PROVIDED RECORDS:
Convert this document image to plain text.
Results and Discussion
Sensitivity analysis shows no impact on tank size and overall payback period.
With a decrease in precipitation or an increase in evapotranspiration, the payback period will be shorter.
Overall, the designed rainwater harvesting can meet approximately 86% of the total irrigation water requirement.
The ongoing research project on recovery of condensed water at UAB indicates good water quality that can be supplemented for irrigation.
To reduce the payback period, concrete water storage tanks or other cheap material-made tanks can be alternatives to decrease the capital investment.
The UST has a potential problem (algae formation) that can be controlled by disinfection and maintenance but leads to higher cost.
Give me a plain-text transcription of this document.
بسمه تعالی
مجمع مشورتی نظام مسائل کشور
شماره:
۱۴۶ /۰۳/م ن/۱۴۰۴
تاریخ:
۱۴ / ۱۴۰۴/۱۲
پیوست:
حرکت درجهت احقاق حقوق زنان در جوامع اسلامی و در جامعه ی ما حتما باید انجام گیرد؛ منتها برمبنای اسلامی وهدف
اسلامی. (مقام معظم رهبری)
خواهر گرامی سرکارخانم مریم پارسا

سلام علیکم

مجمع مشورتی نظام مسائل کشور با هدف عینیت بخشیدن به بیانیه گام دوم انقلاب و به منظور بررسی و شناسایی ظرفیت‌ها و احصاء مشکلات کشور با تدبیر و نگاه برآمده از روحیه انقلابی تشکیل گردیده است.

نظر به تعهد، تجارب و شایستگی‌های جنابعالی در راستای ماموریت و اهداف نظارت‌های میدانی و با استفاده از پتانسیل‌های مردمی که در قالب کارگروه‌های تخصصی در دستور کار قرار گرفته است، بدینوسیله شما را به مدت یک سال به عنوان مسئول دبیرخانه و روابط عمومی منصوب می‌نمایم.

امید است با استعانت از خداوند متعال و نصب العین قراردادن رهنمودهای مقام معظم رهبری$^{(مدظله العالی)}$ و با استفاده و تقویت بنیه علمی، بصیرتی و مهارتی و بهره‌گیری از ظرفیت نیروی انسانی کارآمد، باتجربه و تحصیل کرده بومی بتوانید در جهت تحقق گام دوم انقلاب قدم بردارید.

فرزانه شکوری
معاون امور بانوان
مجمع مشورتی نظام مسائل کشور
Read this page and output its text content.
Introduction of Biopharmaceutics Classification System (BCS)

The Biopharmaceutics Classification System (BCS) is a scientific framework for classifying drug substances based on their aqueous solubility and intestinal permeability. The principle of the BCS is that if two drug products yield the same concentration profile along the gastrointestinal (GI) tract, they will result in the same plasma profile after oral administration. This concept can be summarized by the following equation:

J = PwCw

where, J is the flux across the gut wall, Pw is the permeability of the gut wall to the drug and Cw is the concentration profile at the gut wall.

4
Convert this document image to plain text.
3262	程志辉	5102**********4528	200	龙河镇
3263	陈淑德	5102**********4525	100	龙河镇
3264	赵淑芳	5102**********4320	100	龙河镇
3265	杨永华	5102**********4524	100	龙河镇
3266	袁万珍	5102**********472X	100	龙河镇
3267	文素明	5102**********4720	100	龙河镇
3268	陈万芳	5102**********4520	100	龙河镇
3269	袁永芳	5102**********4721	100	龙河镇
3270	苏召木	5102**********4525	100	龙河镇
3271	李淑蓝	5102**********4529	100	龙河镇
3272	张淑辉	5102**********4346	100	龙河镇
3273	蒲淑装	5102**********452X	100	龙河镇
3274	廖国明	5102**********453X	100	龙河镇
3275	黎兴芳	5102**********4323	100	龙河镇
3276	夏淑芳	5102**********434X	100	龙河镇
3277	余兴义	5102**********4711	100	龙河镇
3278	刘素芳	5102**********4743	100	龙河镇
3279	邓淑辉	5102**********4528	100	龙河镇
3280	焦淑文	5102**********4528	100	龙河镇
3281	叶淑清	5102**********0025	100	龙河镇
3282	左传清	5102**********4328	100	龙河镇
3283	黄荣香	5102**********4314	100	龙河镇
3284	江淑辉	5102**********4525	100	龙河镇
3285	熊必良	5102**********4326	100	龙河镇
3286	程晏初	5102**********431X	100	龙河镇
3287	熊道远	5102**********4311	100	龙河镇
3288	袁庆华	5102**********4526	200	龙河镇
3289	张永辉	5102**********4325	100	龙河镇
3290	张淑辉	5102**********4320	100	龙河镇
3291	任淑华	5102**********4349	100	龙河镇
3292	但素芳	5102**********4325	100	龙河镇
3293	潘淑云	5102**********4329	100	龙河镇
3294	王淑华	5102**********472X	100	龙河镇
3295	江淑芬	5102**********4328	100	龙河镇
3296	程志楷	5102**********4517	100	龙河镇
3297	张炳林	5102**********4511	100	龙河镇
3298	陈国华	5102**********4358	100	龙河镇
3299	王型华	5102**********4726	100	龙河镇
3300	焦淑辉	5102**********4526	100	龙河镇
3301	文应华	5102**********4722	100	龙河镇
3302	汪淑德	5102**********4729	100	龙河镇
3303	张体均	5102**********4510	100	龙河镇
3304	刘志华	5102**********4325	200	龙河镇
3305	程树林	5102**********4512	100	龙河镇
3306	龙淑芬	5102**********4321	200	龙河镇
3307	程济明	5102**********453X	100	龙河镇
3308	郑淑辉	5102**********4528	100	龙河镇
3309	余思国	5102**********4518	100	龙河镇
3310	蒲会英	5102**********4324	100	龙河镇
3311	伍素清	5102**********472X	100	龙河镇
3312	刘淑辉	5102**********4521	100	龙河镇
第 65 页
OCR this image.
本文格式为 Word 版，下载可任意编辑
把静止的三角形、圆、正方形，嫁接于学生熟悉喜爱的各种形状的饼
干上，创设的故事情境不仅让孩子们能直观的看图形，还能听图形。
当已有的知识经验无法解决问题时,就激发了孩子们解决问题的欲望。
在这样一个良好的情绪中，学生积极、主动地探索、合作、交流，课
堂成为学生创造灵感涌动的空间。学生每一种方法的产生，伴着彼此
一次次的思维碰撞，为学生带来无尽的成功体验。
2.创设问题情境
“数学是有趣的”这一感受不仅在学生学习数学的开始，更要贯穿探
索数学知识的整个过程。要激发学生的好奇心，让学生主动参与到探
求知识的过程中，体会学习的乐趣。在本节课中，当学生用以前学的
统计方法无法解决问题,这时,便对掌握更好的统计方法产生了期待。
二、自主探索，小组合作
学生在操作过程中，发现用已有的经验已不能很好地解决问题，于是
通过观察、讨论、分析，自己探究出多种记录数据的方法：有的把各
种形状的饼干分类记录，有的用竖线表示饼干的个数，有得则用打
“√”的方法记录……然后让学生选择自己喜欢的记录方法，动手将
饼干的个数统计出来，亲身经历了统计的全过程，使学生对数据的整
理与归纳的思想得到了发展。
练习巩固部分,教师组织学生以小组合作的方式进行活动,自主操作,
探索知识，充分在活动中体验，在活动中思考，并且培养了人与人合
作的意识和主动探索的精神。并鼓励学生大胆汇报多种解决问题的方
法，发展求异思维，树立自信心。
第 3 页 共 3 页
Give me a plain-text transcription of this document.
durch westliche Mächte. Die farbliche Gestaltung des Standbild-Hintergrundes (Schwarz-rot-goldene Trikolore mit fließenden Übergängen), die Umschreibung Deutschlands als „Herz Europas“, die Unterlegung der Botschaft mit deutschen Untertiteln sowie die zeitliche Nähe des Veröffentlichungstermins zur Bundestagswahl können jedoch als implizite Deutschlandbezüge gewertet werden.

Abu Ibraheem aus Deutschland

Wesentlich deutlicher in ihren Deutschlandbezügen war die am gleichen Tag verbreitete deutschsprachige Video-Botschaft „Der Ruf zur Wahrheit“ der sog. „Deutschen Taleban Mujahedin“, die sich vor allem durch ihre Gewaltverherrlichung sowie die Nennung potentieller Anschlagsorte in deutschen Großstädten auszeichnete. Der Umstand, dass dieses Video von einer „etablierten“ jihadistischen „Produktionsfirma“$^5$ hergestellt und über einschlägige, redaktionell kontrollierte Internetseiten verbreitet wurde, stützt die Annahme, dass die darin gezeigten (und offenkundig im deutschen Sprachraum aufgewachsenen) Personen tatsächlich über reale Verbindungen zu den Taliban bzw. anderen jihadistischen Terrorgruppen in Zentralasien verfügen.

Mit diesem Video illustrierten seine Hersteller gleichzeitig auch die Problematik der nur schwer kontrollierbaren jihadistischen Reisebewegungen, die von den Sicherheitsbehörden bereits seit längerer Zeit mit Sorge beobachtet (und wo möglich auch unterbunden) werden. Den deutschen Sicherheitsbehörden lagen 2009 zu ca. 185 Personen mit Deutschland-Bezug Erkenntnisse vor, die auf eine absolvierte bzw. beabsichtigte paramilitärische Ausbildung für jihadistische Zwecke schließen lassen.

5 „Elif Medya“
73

CHALLENGE: What count of lines in the listing contain the word "payback"? Reply with the number only.

RIGHT ANSWER: 3